→ **WHAT NEEDS TO BE DONE**
Write out the material exactly, leaving every picture behind.
--- Begin LISTED ENTRIES ---
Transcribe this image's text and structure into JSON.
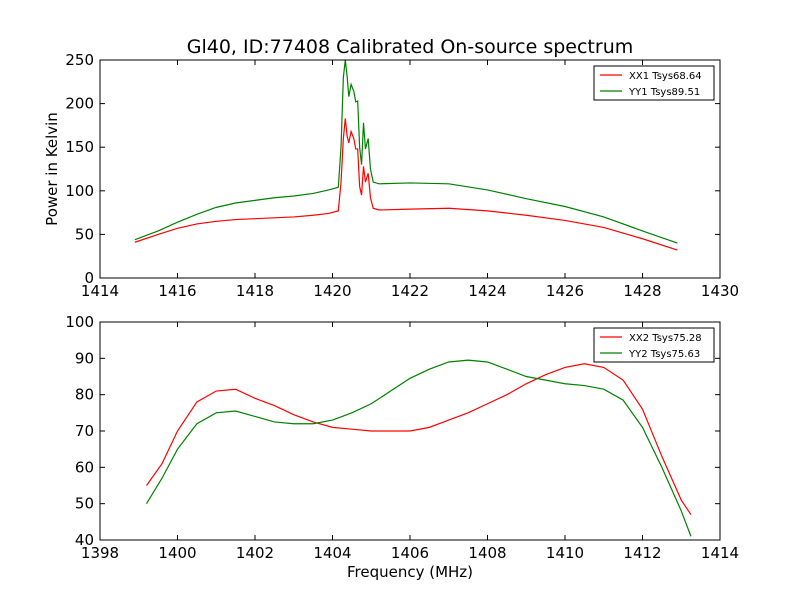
{
  "title": "Gl40, ID:77408 Calibrated On-source spectrum",
  "chart_data": [
    {
      "type": "line",
      "xlabel": "",
      "ylabel": "Power in Kelvin",
      "xlim": [
        1414,
        1430
      ],
      "ylim": [
        0,
        250
      ],
      "xticks": [
        "1414",
        "1416",
        "1418",
        "1420",
        "1422",
        "1424",
        "1426",
        "1428",
        "1430"
      ],
      "yticks": [
        "0",
        "50",
        "100",
        "150",
        "200",
        "250"
      ],
      "legend_position": "top-right",
      "series": [
        {
          "name": "XX1 Tsys68.64",
          "color": "#ff0000",
          "points": [
            [
              1414.9,
              41
            ],
            [
              1415.5,
              50
            ],
            [
              1416,
              57
            ],
            [
              1416.5,
              62
            ],
            [
              1417,
              65
            ],
            [
              1417.5,
              67
            ],
            [
              1418,
              68
            ],
            [
              1418.5,
              69
            ],
            [
              1419,
              70
            ],
            [
              1419.5,
              72
            ],
            [
              1419.9,
              74
            ],
            [
              1420.15,
              77
            ],
            [
              1420.22,
              110
            ],
            [
              1420.28,
              160
            ],
            [
              1420.33,
              183
            ],
            [
              1420.38,
              162
            ],
            [
              1420.42,
              155
            ],
            [
              1420.48,
              168
            ],
            [
              1420.55,
              160
            ],
            [
              1420.6,
              148
            ],
            [
              1420.65,
              148
            ],
            [
              1420.7,
              105
            ],
            [
              1420.75,
              95
            ],
            [
              1420.8,
              128
            ],
            [
              1420.85,
              110
            ],
            [
              1420.92,
              120
            ],
            [
              1420.98,
              92
            ],
            [
              1421.05,
              80
            ],
            [
              1421.2,
              78
            ],
            [
              1422,
              79
            ],
            [
              1423,
              80
            ],
            [
              1424,
              77
            ],
            [
              1425,
              72
            ],
            [
              1426,
              66
            ],
            [
              1427,
              58
            ],
            [
              1428,
              45
            ],
            [
              1428.9,
              32
            ]
          ]
        },
        {
          "name": "YY1 Tsys89.51",
          "color": "#008000",
          "points": [
            [
              1414.9,
              44
            ],
            [
              1415.5,
              54
            ],
            [
              1416,
              64
            ],
            [
              1416.5,
              73
            ],
            [
              1417,
              81
            ],
            [
              1417.5,
              86
            ],
            [
              1418,
              89
            ],
            [
              1418.5,
              92
            ],
            [
              1419,
              94
            ],
            [
              1419.5,
              97
            ],
            [
              1419.9,
              101
            ],
            [
              1420.15,
              104
            ],
            [
              1420.22,
              150
            ],
            [
              1420.28,
              230
            ],
            [
              1420.33,
              250
            ],
            [
              1420.38,
              230
            ],
            [
              1420.42,
              208
            ],
            [
              1420.48,
              222
            ],
            [
              1420.55,
              214
            ],
            [
              1420.6,
              202
            ],
            [
              1420.65,
              203
            ],
            [
              1420.7,
              150
            ],
            [
              1420.75,
              130
            ],
            [
              1420.8,
              178
            ],
            [
              1420.85,
              148
            ],
            [
              1420.92,
              160
            ],
            [
              1420.98,
              125
            ],
            [
              1421.05,
              110
            ],
            [
              1421.2,
              108
            ],
            [
              1422,
              109
            ],
            [
              1423,
              108
            ],
            [
              1424,
              101
            ],
            [
              1425,
              91
            ],
            [
              1426,
              82
            ],
            [
              1427,
              70
            ],
            [
              1428,
              54
            ],
            [
              1428.9,
              40
            ]
          ]
        }
      ]
    },
    {
      "type": "line",
      "xlabel": "Frequency (MHz)",
      "ylabel": "",
      "xlim": [
        1398,
        1414
      ],
      "ylim": [
        40,
        100
      ],
      "xticks": [
        "1398",
        "1400",
        "1402",
        "1404",
        "1406",
        "1408",
        "1410",
        "1412",
        "1414"
      ],
      "yticks": [
        "40",
        "50",
        "60",
        "70",
        "80",
        "90",
        "100"
      ],
      "legend_position": "top-right",
      "series": [
        {
          "name": "XX2 Tsys75.28",
          "color": "#ff0000",
          "points": [
            [
              1399.2,
              55
            ],
            [
              1399.6,
              61
            ],
            [
              1400,
              70
            ],
            [
              1400.5,
              78
            ],
            [
              1401,
              81
            ],
            [
              1401.5,
              81.5
            ],
            [
              1402,
              79
            ],
            [
              1402.5,
              77
            ],
            [
              1403,
              74.5
            ],
            [
              1403.5,
              72.5
            ],
            [
              1404,
              71
            ],
            [
              1404.5,
              70.5
            ],
            [
              1405,
              70
            ],
            [
              1405.5,
              70
            ],
            [
              1406,
              70
            ],
            [
              1406.5,
              71
            ],
            [
              1407,
              73
            ],
            [
              1407.5,
              75
            ],
            [
              1408,
              77.5
            ],
            [
              1408.5,
              80
            ],
            [
              1409,
              83
            ],
            [
              1409.5,
              85.5
            ],
            [
              1410,
              87.5
            ],
            [
              1410.5,
              88.5
            ],
            [
              1411,
              87.5
            ],
            [
              1411.5,
              84
            ],
            [
              1412,
              76
            ],
            [
              1412.5,
              63
            ],
            [
              1413,
              51
            ],
            [
              1413.25,
              47
            ]
          ]
        },
        {
          "name": "YY2 Tsys75.63",
          "color": "#008000",
          "points": [
            [
              1399.2,
              50
            ],
            [
              1399.6,
              57
            ],
            [
              1400,
              65
            ],
            [
              1400.5,
              72
            ],
            [
              1401,
              75
            ],
            [
              1401.5,
              75.5
            ],
            [
              1402,
              74
            ],
            [
              1402.5,
              72.5
            ],
            [
              1403,
              72
            ],
            [
              1403.5,
              72
            ],
            [
              1404,
              73
            ],
            [
              1404.5,
              75
            ],
            [
              1405,
              77.5
            ],
            [
              1405.5,
              81
            ],
            [
              1406,
              84.5
            ],
            [
              1406.5,
              87
            ],
            [
              1407,
              89
            ],
            [
              1407.5,
              89.5
            ],
            [
              1408,
              89
            ],
            [
              1408.5,
              87
            ],
            [
              1409,
              85
            ],
            [
              1409.5,
              84
            ],
            [
              1410,
              83
            ],
            [
              1410.5,
              82.5
            ],
            [
              1411,
              81.5
            ],
            [
              1411.5,
              78.5
            ],
            [
              1412,
              71
            ],
            [
              1412.5,
              60
            ],
            [
              1413,
              48
            ],
            [
              1413.25,
              41
            ]
          ]
        }
      ]
    }
  ]
}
--- End LISTED ENTRIES ---
→ **OUTPUT OF THE EXERCISE**
Transcribe this image's text and structure into JSON.
{
  "title": "Gl40, ID:77408 Calibrated On-source spectrum",
  "chart_data": [
    {
      "type": "line",
      "xlabel": "",
      "ylabel": "Power in Kelvin",
      "xlim": [
        1414,
        1430
      ],
      "ylim": [
        0,
        250
      ],
      "xticks": [
        "1414",
        "1416",
        "1418",
        "1420",
        "1422",
        "1424",
        "1426",
        "1428",
        "1430"
      ],
      "yticks": [
        "0",
        "50",
        "100",
        "150",
        "200",
        "250"
      ],
      "legend_position": "top-right",
      "series": [
        {
          "name": "XX1 Tsys68.64",
          "color": "#ff0000",
          "points": [
            [
              1414.9,
              41
            ],
            [
              1415.5,
              50
            ],
            [
              1416,
              57
            ],
            [
              1416.5,
              62
            ],
            [
              1417,
              65
            ],
            [
              1417.5,
              67
            ],
            [
              1418,
              68
            ],
            [
              1418.5,
              69
            ],
            [
              1419,
              70
            ],
            [
              1419.5,
              72
            ],
            [
              1419.9,
              74
            ],
            [
              1420.15,
              77
            ],
            [
              1420.22,
              110
            ],
            [
              1420.28,
              160
            ],
            [
              1420.33,
              183
            ],
            [
              1420.38,
              162
            ],
            [
              1420.42,
              155
            ],
            [
              1420.48,
              168
            ],
            [
              1420.55,
              160
            ],
            [
              1420.6,
              148
            ],
            [
              1420.65,
              148
            ],
            [
              1420.7,
              105
            ],
            [
              1420.75,
              95
            ],
            [
              1420.8,
              128
            ],
            [
              1420.85,
              110
            ],
            [
              1420.92,
              120
            ],
            [
              1420.98,
              92
            ],
            [
              1421.05,
              80
            ],
            [
              1421.2,
              78
            ],
            [
              1422,
              79
            ],
            [
              1423,
              80
            ],
            [
              1424,
              77
            ],
            [
              1425,
              72
            ],
            [
              1426,
              66
            ],
            [
              1427,
              58
            ],
            [
              1428,
              45
            ],
            [
              1428.9,
              32
            ]
          ]
        },
        {
          "name": "YY1 Tsys89.51",
          "color": "#008000",
          "points": [
            [
              1414.9,
              44
            ],
            [
              1415.5,
              54
            ],
            [
              1416,
              64
            ],
            [
              1416.5,
              73
            ],
            [
              1417,
              81
            ],
            [
              1417.5,
              86
            ],
            [
              1418,
              89
            ],
            [
              1418.5,
              92
            ],
            [
              1419,
              94
            ],
            [
              1419.5,
              97
            ],
            [
              1419.9,
              101
            ],
            [
              1420.15,
              104
            ],
            [
              1420.22,
              150
            ],
            [
              1420.28,
              230
            ],
            [
              1420.33,
              250
            ],
            [
              1420.38,
              230
            ],
            [
              1420.42,
              208
            ],
            [
              1420.48,
              222
            ],
            [
              1420.55,
              214
            ],
            [
              1420.6,
              202
            ],
            [
              1420.65,
              203
            ],
            [
              1420.7,
              150
            ],
            [
              1420.75,
              130
            ],
            [
              1420.8,
              178
            ],
            [
              1420.85,
              148
            ],
            [
              1420.92,
              160
            ],
            [
              1420.98,
              125
            ],
            [
              1421.05,
              110
            ],
            [
              1421.2,
              108
            ],
            [
              1422,
              109
            ],
            [
              1423,
              108
            ],
            [
              1424,
              101
            ],
            [
              1425,
              91
            ],
            [
              1426,
              82
            ],
            [
              1427,
              70
            ],
            [
              1428,
              54
            ],
            [
              1428.9,
              40
            ]
          ]
        }
      ]
    },
    {
      "type": "line",
      "xlabel": "Frequency (MHz)",
      "ylabel": "",
      "xlim": [
        1398,
        1414
      ],
      "ylim": [
        40,
        100
      ],
      "xticks": [
        "1398",
        "1400",
        "1402",
        "1404",
        "1406",
        "1408",
        "1410",
        "1412",
        "1414"
      ],
      "yticks": [
        "40",
        "50",
        "60",
        "70",
        "80",
        "90",
        "100"
      ],
      "legend_position": "top-right",
      "series": [
        {
          "name": "XX2 Tsys75.28",
          "color": "#ff0000",
          "points": [
            [
              1399.2,
              55
            ],
            [
              1399.6,
              61
            ],
            [
              1400,
              70
            ],
            [
              1400.5,
              78
            ],
            [
              1401,
              81
            ],
            [
              1401.5,
              81.5
            ],
            [
              1402,
              79
            ],
            [
              1402.5,
              77
            ],
            [
              1403,
              74.5
            ],
            [
              1403.5,
              72.5
            ],
            [
              1404,
              71
            ],
            [
              1404.5,
              70.5
            ],
            [
              1405,
              70
            ],
            [
              1405.5,
              70
            ],
            [
              1406,
              70
            ],
            [
              1406.5,
              71
            ],
            [
              1407,
              73
            ],
            [
              1407.5,
              75
            ],
            [
              1408,
              77.5
            ],
            [
              1408.5,
              80
            ],
            [
              1409,
              83
            ],
            [
              1409.5,
              85.5
            ],
            [
              1410,
              87.5
            ],
            [
              1410.5,
              88.5
            ],
            [
              1411,
              87.5
            ],
            [
              1411.5,
              84
            ],
            [
              1412,
              76
            ],
            [
              1412.5,
              63
            ],
            [
              1413,
              51
            ],
            [
              1413.25,
              47
            ]
          ]
        },
        {
          "name": "YY2 Tsys75.63",
          "color": "#008000",
          "points": [
            [
              1399.2,
              50
            ],
            [
              1399.6,
              57
            ],
            [
              1400,
              65
            ],
            [
              1400.5,
              72
            ],
            [
              1401,
              75
            ],
            [
              1401.5,
              75.5
            ],
            [
              1402,
              74
            ],
            [
              1402.5,
              72.5
            ],
            [
              1403,
              72
            ],
            [
              1403.5,
              72
            ],
            [
              1404,
              73
            ],
            [
              1404.5,
              75
            ],
            [
              1405,
              77.5
            ],
            [
              1405.5,
              81
            ],
            [
              1406,
              84.5
            ],
            [
              1406.5,
              87
            ],
            [
              1407,
              89
            ],
            [
              1407.5,
              89.5
            ],
            [
              1408,
              89
            ],
            [
              1408.5,
              87
            ],
            [
              1409,
              85
            ],
            [
              1409.5,
              84
            ],
            [
              1410,
              83
            ],
            [
              1410.5,
              82.5
            ],
            [
              1411,
              81.5
            ],
            [
              1411.5,
              78.5
            ],
            [
              1412,
              71
            ],
            [
              1412.5,
              60
            ],
            [
              1413,
              48
            ],
            [
              1413.25,
              41
            ]
          ]
        }
      ]
    }
  ]
}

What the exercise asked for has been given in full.